• WORK TO COMPLETE
Transcribe the entries that follow, word for word.

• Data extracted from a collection
════════════════
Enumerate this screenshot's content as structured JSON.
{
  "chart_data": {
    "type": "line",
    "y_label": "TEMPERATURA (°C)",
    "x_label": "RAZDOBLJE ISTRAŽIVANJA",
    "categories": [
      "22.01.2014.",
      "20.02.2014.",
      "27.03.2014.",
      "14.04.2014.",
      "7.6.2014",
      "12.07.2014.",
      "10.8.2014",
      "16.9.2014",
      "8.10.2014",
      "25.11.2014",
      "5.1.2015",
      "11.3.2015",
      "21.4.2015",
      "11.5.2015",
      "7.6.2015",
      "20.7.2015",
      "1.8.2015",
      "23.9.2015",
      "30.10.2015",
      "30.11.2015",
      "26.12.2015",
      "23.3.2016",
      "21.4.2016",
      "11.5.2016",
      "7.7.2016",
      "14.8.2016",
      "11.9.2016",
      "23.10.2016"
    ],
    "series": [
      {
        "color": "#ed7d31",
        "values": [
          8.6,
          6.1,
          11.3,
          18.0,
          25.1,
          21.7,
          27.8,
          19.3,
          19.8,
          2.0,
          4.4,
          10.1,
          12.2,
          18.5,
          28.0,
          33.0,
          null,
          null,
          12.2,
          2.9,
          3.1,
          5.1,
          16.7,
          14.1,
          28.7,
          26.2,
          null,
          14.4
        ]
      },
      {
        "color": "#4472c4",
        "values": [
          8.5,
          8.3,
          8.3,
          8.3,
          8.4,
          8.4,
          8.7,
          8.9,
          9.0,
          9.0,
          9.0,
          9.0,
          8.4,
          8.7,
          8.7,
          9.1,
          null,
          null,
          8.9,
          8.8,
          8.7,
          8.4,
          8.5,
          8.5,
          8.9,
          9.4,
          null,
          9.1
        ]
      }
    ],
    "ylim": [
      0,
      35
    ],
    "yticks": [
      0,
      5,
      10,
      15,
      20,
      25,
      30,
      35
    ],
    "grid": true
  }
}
════════════════
• RESULT FOR THIS TASK
Enumerate this screenshot's content as structured JSON.
{
  "chart_data": {
    "type": "line",
    "y_label": "TEMPERATURA (°C)",
    "x_label": "RAZDOBLJE ISTRAŽIVANJA",
    "categories": [
      "22.01.2014.",
      "20.02.2014.",
      "27.03.2014.",
      "14.04.2014.",
      "7.6.2014",
      "12.07.2014.",
      "10.8.2014",
      "16.9.2014",
      "8.10.2014",
      "25.11.2014",
      "5.1.2015",
      "11.3.2015",
      "21.4.2015",
      "11.5.2015",
      "7.6.2015",
      "20.7.2015",
      "1.8.2015",
      "23.9.2015",
      "30.10.2015",
      "30.11.2015",
      "26.12.2015",
      "23.3.2016",
      "21.4.2016",
      "11.5.2016",
      "7.7.2016",
      "14.8.2016",
      "11.9.2016",
      "23.10.2016"
    ],
    "series": [
      {
        "color": "#ed7d31",
        "values": [
          8.6,
          6.1,
          11.3,
          18.0,
          25.1,
          21.7,
          27.8,
          19.3,
          19.8,
          2.0,
          4.4,
          10.1,
          12.2,
          18.5,
          28.0,
          33.0,
          null,
          null,
          12.2,
          2.9,
          3.1,
          5.1,
          16.7,
          14.1,
          28.7,
          26.2,
          null,
          14.4
        ]
      },
      {
        "color": "#4472c4",
        "values": [
          8.5,
          8.3,
          8.3,
          8.3,
          8.4,
          8.4,
          8.7,
          8.9,
          9.0,
          9.0,
          9.0,
          9.0,
          8.4,
          8.7,
          8.7,
          9.1,
          null,
          null,
          8.9,
          8.8,
          8.7,
          8.4,
          8.5,
          8.5,
          8.9,
          9.4,
          null,
          9.1
        ]
      }
    ],
    "ylim": [
      0,
      35
    ],
    "yticks": [
      0,
      5,
      10,
      15,
      20,
      25,
      30,
      35
    ],
    "grid": true
  }
}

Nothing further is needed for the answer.